* [Objective]
In full and without deviation, write out the entries that follow.
** START OF Input records **
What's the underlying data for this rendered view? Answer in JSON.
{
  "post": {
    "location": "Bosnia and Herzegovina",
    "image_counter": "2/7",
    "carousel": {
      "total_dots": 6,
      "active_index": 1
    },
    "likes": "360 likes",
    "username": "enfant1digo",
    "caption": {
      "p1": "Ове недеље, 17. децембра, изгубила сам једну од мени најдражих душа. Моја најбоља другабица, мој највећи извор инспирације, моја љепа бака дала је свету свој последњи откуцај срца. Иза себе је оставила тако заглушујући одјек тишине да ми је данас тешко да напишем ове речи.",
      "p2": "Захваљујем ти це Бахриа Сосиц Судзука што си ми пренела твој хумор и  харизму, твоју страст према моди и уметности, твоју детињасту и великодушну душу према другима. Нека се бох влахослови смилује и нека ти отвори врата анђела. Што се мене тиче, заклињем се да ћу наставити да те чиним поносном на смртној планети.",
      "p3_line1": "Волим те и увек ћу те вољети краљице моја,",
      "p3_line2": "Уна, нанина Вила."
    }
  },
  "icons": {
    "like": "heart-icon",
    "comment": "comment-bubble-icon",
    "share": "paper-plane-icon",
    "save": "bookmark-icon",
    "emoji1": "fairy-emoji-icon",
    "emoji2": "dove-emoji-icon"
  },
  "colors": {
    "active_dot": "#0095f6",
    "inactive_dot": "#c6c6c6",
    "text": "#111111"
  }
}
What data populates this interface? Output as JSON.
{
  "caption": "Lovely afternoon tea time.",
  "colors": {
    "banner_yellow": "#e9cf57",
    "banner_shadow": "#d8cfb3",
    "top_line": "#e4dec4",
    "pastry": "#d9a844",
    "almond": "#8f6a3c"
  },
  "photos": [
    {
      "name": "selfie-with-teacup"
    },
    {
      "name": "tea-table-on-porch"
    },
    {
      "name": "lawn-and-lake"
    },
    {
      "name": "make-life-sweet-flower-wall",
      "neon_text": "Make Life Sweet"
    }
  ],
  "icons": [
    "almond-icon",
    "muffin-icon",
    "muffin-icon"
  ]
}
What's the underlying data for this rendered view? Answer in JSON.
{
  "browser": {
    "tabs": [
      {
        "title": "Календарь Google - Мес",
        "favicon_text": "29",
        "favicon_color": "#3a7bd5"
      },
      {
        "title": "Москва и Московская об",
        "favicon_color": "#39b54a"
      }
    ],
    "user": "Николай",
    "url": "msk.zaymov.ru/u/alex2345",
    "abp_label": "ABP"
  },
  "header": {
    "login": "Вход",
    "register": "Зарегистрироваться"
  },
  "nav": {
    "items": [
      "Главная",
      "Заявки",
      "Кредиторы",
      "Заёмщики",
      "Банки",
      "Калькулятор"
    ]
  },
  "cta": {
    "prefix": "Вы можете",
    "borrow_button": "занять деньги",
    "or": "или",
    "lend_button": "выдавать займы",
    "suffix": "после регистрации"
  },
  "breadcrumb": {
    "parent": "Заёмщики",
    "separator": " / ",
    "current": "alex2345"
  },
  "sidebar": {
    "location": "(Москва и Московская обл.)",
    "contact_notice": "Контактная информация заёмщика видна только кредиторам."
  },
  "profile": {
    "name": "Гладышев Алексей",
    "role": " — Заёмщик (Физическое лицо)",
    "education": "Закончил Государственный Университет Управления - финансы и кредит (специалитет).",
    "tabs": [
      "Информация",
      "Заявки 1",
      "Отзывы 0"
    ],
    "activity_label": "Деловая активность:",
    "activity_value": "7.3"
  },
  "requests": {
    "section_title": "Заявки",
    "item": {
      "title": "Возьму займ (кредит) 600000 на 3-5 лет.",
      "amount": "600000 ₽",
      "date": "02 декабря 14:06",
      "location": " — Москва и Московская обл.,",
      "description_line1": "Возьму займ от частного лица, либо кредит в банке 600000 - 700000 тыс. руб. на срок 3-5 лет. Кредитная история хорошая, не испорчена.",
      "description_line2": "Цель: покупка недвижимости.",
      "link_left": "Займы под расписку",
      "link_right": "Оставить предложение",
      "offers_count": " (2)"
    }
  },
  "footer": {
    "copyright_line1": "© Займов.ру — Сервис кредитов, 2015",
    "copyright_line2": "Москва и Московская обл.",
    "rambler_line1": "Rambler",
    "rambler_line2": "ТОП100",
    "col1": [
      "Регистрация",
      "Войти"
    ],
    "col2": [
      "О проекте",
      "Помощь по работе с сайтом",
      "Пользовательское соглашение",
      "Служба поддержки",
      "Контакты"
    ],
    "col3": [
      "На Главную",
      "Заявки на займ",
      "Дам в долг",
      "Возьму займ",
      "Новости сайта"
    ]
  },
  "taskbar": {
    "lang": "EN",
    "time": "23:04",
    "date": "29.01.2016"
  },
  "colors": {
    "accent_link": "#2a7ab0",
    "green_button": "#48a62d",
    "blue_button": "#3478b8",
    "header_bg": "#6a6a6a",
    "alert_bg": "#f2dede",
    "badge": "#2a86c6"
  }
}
** END OF Input records **
* [Task result]
What's the underlying data for this rendered view? Answer in JSON.
{
  "post": {
    "location": "Bosnia and Herzegovina",
    "image_counter": "2/7",
    "carousel": {
      "total_dots": 6,
      "active_index": 1
    },
    "likes": "360 likes",
    "username": "enfant1digo",
    "caption": {
      "p1": "Ове недеље, 17. децембра, изгубила сам једну од мени најдражих душа. Моја најбоља другабица, мој највећи извор инспирације, моја љепа бака дала је свету свој последњи откуцај срца. Иза себе је оставила тако заглушујући одјек тишине да ми је данас тешко да напишем ове речи.",
      "p2": "Захваљујем ти це Бахриа Сосиц Судзука што си ми пренела твој хумор и  харизму, твоју страст према моди и уметности, твоју детињасту и великодушну душу према другима. Нека се бох влахослови смилује и нека ти отвори врата анђела. Што се мене тиче, заклињем се да ћу наставити да те чиним поносном на смртној планети.",
      "p3_line1": "Волим те и увек ћу те вољети краљице моја,",
      "p3_line2": "Уна, нанина Вила."
    }
  },
  "icons": {
    "like": "heart-icon",
    "comment": "comment-bubble-icon",
    "share": "paper-plane-icon",
    "save": "bookmark-icon",
    "emoji1": "fairy-emoji-icon",
    "emoji2": "dove-emoji-icon"
  },
  "colors": {
    "active_dot": "#0095f6",
    "inactive_dot": "#c6c6c6",
    "text": "#111111"
  }
}
What data populates this interface? Output as JSON.
{
  "caption": "Lovely afternoon tea time.",
  "colors": {
    "banner_yellow": "#e9cf57",
    "banner_shadow": "#d8cfb3",
    "top_line": "#e4dec4",
    "pastry": "#d9a844",
    "almond": "#8f6a3c"
  },
  "photos": [
    {
      "name": "selfie-with-teacup"
    },
    {
      "name": "tea-table-on-porch"
    },
    {
      "name": "lawn-and-lake"
    },
    {
      "name": "make-life-sweet-flower-wall",
      "neon_text": "Make Life Sweet"
    }
  ],
  "icons": [
    "almond-icon",
    "muffin-icon",
    "muffin-icon"
  ]
}
What's the underlying data for this rendered view? Answer in JSON.
{
  "browser": {
    "tabs": [
      {
        "title": "Календарь Google - Мес",
        "favicon_text": "29",
        "favicon_color": "#3a7bd5"
      },
      {
        "title": "Москва и Московская об",
        "favicon_color": "#39b54a"
      }
    ],
    "user": "Николай",
    "url": "msk.zaymov.ru/u/alex2345",
    "abp_label": "ABP"
  },
  "header": {
    "login": "Вход",
    "register": "Зарегистрироваться"
  },
  "nav": {
    "items": [
      "Главная",
      "Заявки",
      "Кредиторы",
      "Заёмщики",
      "Банки",
      "Калькулятор"
    ]
  },
  "cta": {
    "prefix": "Вы можете",
    "borrow_button": "занять деньги",
    "or": "или",
    "lend_button": "выдавать займы",
    "suffix": "после регистрации"
  },
  "breadcrumb": {
    "parent": "Заёмщики",
    "separator": " / ",
    "current": "alex2345"
  },
  "sidebar": {
    "location": "(Москва и Московская обл.)",
    "contact_notice": "Контактная информация заёмщика видна только кредиторам."
  },
  "profile": {
    "name": "Гладышев Алексей",
    "role": " — Заёмщик (Физическое лицо)",
    "education": "Закончил Государственный Университет Управления - финансы и кредит (специалитет).",
    "tabs": [
      "Информация",
      "Заявки 1",
      "Отзывы 0"
    ],
    "activity_label": "Деловая активность:",
    "activity_value": "7.3"
  },
  "requests": {
    "section_title": "Заявки",
    "item": {
      "title": "Возьму займ (кредит) 600000 на 3-5 лет.",
      "amount": "600000 ₽",
      "date": "02 декабря 14:06",
      "location": " — Москва и Московская обл.,",
      "description_line1": "Возьму займ от частного лица, либо кредит в банке 600000 - 700000 тыс. руб. на срок 3-5 лет. Кредитная история хорошая, не испорчена.",
      "description_line2": "Цель: покупка недвижимости.",
      "link_left": "Займы под расписку",
      "link_right": "Оставить предложение",
      "offers_count": " (2)"
    }
  },
  "footer": {
    "copyright_line1": "© Займов.ру — Сервис кредитов, 2015",
    "copyright_line2": "Москва и Московская обл.",
    "rambler_line1": "Rambler",
    "rambler_line2": "ТОП100",
    "col1": [
      "Регистрация",
      "Войти"
    ],
    "col2": [
      "О проекте",
      "Помощь по работе с сайтом",
      "Пользовательское соглашение",
      "Служба поддержки",
      "Контакты"
    ],
    "col3": [
      "На Главную",
      "Заявки на займ",
      "Дам в долг",
      "Возьму займ",
      "Новости сайта"
    ]
  },
  "taskbar": {
    "lang": "EN",
    "time": "23:04",
    "date": "29.01.2016"
  },
  "colors": {
    "accent_link": "#2a7ab0",
    "green_button": "#48a62d",
    "blue_button": "#3478b8",
    "header_bg": "#6a6a6a",
    "alert_bg": "#f2dede",
    "badge": "#2a86c6"
  }
}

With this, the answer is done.